→ WORK ITEM:
Return each line of the records below that contains the word "counts".
-- -- --
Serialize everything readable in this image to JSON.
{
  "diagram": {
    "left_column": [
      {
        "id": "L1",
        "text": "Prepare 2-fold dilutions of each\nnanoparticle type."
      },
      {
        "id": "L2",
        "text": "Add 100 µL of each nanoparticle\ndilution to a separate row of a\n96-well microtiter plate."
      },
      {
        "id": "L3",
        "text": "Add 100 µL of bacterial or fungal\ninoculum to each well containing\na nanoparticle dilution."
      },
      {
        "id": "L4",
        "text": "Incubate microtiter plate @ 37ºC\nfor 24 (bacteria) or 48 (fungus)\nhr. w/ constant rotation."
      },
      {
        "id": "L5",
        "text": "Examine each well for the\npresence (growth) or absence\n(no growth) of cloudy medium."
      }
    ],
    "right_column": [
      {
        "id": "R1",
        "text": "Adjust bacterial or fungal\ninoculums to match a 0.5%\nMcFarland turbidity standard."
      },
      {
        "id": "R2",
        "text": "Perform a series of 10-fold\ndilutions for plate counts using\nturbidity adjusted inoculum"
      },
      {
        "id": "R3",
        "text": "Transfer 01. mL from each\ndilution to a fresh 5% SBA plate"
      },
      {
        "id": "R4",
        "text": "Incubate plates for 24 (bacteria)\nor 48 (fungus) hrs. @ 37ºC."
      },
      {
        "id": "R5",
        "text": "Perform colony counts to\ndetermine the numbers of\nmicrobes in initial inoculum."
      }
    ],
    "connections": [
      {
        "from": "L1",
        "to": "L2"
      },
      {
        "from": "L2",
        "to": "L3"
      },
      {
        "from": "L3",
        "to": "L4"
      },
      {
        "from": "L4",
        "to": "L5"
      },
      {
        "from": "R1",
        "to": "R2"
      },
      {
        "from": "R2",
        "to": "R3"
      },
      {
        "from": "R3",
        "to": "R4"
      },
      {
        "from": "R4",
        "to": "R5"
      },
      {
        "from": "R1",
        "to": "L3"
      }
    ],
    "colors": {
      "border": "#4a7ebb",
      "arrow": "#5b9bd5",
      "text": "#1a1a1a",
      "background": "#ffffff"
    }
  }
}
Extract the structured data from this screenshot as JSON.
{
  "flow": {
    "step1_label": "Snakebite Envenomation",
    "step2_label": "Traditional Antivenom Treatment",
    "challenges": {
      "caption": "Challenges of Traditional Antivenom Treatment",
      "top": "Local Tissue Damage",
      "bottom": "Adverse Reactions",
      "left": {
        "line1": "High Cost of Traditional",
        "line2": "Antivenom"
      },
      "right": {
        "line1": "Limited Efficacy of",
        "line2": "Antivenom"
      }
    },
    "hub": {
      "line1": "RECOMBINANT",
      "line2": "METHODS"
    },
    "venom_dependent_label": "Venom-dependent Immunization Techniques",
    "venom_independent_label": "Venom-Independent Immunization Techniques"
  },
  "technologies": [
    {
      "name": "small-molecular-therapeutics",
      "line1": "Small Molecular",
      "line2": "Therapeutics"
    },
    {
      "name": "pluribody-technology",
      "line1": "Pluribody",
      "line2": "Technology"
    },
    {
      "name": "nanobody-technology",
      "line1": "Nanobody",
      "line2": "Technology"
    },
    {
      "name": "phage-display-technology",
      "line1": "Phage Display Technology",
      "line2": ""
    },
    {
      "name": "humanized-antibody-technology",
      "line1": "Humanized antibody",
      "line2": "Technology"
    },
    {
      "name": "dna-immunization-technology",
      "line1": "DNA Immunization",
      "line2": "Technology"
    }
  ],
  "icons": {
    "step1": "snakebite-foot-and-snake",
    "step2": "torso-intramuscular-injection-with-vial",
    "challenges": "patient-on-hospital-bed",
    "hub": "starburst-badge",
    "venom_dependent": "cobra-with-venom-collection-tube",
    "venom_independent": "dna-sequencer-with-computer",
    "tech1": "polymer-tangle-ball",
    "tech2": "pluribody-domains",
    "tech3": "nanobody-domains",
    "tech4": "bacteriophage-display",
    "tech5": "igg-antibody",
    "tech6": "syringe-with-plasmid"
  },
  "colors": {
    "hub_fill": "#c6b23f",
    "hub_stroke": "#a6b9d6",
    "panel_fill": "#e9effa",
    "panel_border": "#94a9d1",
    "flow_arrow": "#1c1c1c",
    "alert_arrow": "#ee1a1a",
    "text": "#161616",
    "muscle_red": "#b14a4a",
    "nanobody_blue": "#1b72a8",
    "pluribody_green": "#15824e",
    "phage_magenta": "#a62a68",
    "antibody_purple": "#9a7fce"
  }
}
-- -- --
→ RESULT OF THE TASK:
        "text": "Perform a series of 10-fold\ndilutions for plate counts using\nturbidity adjusted inoculum"
        "text": "Perform colony counts to\ndetermine the numbers of\nmicrobes in initial inoculum."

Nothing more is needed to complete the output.